> **Brief**: Write out the whole listing, matching it exactly.

Data records
□ □ □ □ □ □ □

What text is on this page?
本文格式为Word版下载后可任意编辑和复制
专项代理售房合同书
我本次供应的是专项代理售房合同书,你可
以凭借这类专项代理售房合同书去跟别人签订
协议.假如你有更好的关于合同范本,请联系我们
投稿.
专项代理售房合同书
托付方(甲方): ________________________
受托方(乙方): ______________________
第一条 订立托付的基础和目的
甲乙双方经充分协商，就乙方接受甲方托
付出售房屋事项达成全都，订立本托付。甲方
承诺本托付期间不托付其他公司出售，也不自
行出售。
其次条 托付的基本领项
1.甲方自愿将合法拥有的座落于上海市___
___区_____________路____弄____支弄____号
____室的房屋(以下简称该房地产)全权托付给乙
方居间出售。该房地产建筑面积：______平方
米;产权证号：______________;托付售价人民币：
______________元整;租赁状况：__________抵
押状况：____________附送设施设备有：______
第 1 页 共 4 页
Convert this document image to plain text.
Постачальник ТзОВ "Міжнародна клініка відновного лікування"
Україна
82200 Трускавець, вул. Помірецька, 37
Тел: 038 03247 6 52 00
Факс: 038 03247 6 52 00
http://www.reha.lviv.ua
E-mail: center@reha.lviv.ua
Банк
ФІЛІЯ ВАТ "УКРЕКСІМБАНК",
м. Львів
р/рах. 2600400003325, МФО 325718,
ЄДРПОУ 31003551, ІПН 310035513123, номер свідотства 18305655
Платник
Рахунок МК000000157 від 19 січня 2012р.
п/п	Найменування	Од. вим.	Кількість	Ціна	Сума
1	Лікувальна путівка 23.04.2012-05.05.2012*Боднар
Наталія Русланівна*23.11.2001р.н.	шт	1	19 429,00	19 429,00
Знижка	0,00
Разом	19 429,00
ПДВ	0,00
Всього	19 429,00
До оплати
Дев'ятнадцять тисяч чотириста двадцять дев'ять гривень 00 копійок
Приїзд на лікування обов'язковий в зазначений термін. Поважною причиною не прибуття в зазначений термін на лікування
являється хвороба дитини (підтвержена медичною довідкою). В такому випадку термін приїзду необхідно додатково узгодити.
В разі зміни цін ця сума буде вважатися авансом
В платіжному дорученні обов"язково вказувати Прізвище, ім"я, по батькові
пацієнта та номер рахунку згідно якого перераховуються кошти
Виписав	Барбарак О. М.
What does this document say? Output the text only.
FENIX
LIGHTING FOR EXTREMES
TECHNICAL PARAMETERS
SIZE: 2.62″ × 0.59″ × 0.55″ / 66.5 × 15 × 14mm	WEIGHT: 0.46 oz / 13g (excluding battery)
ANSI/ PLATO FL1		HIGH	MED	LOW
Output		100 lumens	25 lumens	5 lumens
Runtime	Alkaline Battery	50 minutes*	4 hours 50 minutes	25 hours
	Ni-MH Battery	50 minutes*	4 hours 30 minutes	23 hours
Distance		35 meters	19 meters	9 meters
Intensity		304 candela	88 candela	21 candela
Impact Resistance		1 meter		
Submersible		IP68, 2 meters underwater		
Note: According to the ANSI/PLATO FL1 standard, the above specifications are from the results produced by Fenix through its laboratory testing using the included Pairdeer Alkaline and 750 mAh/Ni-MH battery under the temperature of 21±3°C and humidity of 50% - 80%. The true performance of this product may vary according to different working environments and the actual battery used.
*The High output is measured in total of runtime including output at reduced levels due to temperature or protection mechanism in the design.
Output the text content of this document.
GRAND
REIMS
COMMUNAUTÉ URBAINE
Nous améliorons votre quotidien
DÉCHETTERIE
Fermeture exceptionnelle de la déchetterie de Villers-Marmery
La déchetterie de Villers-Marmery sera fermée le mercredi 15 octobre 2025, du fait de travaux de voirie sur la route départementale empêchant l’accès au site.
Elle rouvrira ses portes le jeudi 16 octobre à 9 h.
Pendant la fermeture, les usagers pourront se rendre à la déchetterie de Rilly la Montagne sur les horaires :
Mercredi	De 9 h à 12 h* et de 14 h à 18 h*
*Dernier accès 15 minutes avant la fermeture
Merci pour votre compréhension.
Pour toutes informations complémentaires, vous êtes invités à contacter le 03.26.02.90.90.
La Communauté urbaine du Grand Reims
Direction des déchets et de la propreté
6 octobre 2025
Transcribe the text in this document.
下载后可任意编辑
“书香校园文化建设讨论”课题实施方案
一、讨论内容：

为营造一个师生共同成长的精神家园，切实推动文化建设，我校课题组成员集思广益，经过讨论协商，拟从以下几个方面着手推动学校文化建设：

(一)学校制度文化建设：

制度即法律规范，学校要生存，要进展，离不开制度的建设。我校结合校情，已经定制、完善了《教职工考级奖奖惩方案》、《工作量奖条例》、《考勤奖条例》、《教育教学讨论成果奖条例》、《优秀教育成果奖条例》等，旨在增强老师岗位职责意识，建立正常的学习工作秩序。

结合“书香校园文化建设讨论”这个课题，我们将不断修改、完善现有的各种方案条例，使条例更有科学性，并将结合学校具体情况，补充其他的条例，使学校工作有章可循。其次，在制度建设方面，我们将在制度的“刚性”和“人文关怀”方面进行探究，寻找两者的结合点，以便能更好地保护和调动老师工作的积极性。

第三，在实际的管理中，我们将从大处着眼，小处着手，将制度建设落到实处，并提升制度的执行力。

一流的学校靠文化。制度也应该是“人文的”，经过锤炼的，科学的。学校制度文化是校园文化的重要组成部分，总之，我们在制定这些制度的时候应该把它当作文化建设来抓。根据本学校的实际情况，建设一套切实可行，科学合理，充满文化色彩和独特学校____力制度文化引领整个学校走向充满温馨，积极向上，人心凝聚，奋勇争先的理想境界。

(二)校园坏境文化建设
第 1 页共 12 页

□ □ □ □ □ □ □

> **Answer to this task**:
What text is on this page?
本文格式为Word版下载后可任意编辑和复制
专项代理售房合同书
我本次供应的是专项代理售房合同书,你可
以凭借这类专项代理售房合同书去跟别人签订
协议.假如你有更好的关于合同范本,请联系我们
投稿.
专项代理售房合同书
托付方(甲方): ________________________
受托方(乙方): ______________________
第一条 订立托付的基础和目的
甲乙双方经充分协商，就乙方接受甲方托
付出售房屋事项达成全都，订立本托付。甲方
承诺本托付期间不托付其他公司出售，也不自
行出售。
其次条 托付的基本领项
1.甲方自愿将合法拥有的座落于上海市___
___区_____________路____弄____支弄____号
____室的房屋(以下简称该房地产)全权托付给乙
方居间出售。该房地产建筑面积：______平方
米;产权证号：______________;托付售价人民币：
______________元整;租赁状况：__________抵
押状况：____________附送设施设备有：______
第 1 页 共 4 页
Convert this document image to plain text.
Постачальник ТзОВ "Міжнародна клініка відновного лікування"
Україна
82200 Трускавець, вул. Помірецька, 37
Тел: 038 03247 6 52 00
Факс: 038 03247 6 52 00
http://www.reha.lviv.ua
E-mail: center@reha.lviv.ua
Банк
ФІЛІЯ ВАТ "УКРЕКСІМБАНК",
м. Львів
р/рах. 2600400003325, МФО 325718,
ЄДРПОУ 31003551, ІПН 310035513123, номер свідотства 18305655
Платник
Рахунок МК000000157 від 19 січня 2012р.
п/п	Найменування	Од. вим.	Кількість	Ціна	Сума
1	Лікувальна путівка 23.04.2012-05.05.2012*Боднар
Наталія Русланівна*23.11.2001р.н.	шт	1	19 429,00	19 429,00
Знижка	0,00
Разом	19 429,00
ПДВ	0,00
Всього	19 429,00
До оплати
Дев'ятнадцять тисяч чотириста двадцять дев'ять гривень 00 копійок
Приїзд на лікування обов'язковий в зазначений термін. Поважною причиною не прибуття в зазначений термін на лікування
являється хвороба дитини (підтвержена медичною довідкою). В такому випадку термін приїзду необхідно додатково узгодити.
В разі зміни цін ця сума буде вважатися авансом
В платіжному дорученні обов"язково вказувати Прізвище, ім"я, по батькові
пацієнта та номер рахунку згідно якого перераховуються кошти
Виписав	Барбарак О. М.
What does this document say? Output the text only.
FENIX
LIGHTING FOR EXTREMES
TECHNICAL PARAMETERS
SIZE: 2.62″ × 0.59″ × 0.55″ / 66.5 × 15 × 14mm	WEIGHT: 0.46 oz / 13g (excluding battery)
ANSI/ PLATO FL1		HIGH	MED	LOW
Output		100 lumens	25 lumens	5 lumens
Runtime	Alkaline Battery	50 minutes*	4 hours 50 minutes	25 hours
	Ni-MH Battery	50 minutes*	4 hours 30 minutes	23 hours
Distance		35 meters	19 meters	9 meters
Intensity		304 candela	88 candela	21 candela
Impact Resistance		1 meter		
Submersible		IP68, 2 meters underwater		
Note: According to the ANSI/PLATO FL1 standard, the above specifications are from the results produced by Fenix through its laboratory testing using the included Pairdeer Alkaline and 750 mAh/Ni-MH battery under the temperature of 21±3°C and humidity of 50% - 80%. The true performance of this product may vary according to different working environments and the actual battery used.
*The High output is measured in total of runtime including output at reduced levels due to temperature or protection mechanism in the design.
Output the text content of this document.
GRAND
REIMS
COMMUNAUTÉ URBAINE
Nous améliorons votre quotidien
DÉCHETTERIE
Fermeture exceptionnelle de la déchetterie de Villers-Marmery
La déchetterie de Villers-Marmery sera fermée le mercredi 15 octobre 2025, du fait de travaux de voirie sur la route départementale empêchant l’accès au site.
Elle rouvrira ses portes le jeudi 16 octobre à 9 h.
Pendant la fermeture, les usagers pourront se rendre à la déchetterie de Rilly la Montagne sur les horaires :
Mercredi	De 9 h à 12 h* et de 14 h à 18 h*
*Dernier accès 15 minutes avant la fermeture
Merci pour votre compréhension.
Pour toutes informations complémentaires, vous êtes invités à contacter le 03.26.02.90.90.
La Communauté urbaine du Grand Reims
Direction des déchets et de la propreté
6 octobre 2025
Transcribe the text in this document.
下载后可任意编辑
“书香校园文化建设讨论”课题实施方案
一、讨论内容：

为营造一个师生共同成长的精神家园，切实推动文化建设，我校课题组成员集思广益，经过讨论协商，拟从以下几个方面着手推动学校文化建设：

(一)学校制度文化建设：

制度即法律规范，学校要生存，要进展，离不开制度的建设。我校结合校情，已经定制、完善了《教职工考级奖奖惩方案》、《工作量奖条例》、《考勤奖条例》、《教育教学讨论成果奖条例》、《优秀教育成果奖条例》等，旨在增强老师岗位职责意识，建立正常的学习工作秩序。

结合“书香校园文化建设讨论”这个课题，我们将不断修改、完善现有的各种方案条例，使条例更有科学性，并将结合学校具体情况，补充其他的条例，使学校工作有章可循。其次，在制度建设方面，我们将在制度的“刚性”和“人文关怀”方面进行探究，寻找两者的结合点，以便能更好地保护和调动老师工作的积极性。

第三，在实际的管理中，我们将从大处着眼，小处着手，将制度建设落到实处，并提升制度的执行力。

一流的学校靠文化。制度也应该是“人文的”，经过锤炼的，科学的。学校制度文化是校园文化的重要组成部分，总之，我们在制定这些制度的时候应该把它当作文化建设来抓。根据本学校的实际情况，建设一套切实可行，科学合理，充满文化色彩和独特学校____力制度文化引领整个学校走向充满温馨，积极向上，人心凝聚，奋勇争先的理想境界。

(二)校园坏境文化建设
第 1 页共 12 页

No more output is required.